* [Data section]:
──────────────────────────────
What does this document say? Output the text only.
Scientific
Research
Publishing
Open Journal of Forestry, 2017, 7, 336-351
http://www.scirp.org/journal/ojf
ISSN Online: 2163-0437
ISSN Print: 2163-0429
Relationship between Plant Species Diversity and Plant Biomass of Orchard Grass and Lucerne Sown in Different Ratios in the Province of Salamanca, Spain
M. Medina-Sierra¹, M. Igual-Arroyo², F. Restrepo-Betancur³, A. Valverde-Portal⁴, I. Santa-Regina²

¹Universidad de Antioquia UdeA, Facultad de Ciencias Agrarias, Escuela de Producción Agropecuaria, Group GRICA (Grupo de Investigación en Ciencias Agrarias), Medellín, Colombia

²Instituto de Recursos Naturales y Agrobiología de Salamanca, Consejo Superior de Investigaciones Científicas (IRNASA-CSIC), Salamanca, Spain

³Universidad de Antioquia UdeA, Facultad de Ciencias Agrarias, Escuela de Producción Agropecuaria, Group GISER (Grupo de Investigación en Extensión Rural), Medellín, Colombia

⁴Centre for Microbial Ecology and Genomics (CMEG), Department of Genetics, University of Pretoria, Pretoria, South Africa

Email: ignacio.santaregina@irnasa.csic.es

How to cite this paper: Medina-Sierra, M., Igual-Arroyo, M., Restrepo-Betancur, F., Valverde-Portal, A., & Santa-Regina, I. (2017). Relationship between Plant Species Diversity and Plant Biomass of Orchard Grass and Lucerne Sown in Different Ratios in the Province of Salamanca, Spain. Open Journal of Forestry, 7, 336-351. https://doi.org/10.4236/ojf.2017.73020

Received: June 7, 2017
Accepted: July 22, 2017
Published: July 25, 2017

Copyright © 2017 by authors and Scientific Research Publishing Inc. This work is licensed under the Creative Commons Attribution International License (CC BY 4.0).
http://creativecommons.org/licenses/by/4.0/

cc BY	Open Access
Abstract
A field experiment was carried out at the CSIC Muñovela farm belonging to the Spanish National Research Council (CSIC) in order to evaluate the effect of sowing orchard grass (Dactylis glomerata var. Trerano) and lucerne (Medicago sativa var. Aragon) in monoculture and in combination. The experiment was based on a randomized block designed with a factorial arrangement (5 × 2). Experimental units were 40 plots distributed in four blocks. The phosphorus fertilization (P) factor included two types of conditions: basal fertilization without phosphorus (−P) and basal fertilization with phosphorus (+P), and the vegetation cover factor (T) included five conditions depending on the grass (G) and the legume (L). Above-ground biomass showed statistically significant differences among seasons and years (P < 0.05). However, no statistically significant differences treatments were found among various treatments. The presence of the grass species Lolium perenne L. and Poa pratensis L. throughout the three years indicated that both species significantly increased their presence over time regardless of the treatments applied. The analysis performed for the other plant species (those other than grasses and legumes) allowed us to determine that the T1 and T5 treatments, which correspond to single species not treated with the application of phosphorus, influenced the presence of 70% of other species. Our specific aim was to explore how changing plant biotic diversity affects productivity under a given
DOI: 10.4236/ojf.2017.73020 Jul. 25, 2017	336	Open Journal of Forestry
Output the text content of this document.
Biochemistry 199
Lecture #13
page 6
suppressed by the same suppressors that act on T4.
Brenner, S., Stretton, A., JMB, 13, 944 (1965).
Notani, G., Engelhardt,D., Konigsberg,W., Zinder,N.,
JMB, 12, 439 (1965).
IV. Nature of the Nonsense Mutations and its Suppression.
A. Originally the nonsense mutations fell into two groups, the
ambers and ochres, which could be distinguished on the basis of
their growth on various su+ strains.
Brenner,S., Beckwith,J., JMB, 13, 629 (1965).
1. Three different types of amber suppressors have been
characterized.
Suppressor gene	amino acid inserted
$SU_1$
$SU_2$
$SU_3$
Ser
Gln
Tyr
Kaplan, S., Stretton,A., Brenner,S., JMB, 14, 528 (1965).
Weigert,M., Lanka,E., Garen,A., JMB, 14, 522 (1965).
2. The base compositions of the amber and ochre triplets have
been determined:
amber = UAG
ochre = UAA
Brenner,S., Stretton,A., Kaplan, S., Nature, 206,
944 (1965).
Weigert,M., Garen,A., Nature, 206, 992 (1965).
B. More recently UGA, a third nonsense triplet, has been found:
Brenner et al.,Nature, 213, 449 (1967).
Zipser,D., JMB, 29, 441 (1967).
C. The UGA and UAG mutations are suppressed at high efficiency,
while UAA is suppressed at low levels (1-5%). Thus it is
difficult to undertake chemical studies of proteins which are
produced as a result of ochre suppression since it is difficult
──────────────────────────────
* [Exercise]: Show every line of the listing that includes the word "UdeA".

* [Exercise output]:
¹Universidad de Antioquia UdeA, Facultad de Ciencias Agrarias, Escuela de Producción Agropecuaria, Group GRICA (Grupo de Investigación en Ciencias Agrarias), Medellín, Colombia
³Universidad de Antioquia UdeA, Facultad de Ciencias Agrarias, Escuela de Producción Agropecuaria, Group GISER (Grupo de Investigación en Extensión Rural), Medellín, Colombia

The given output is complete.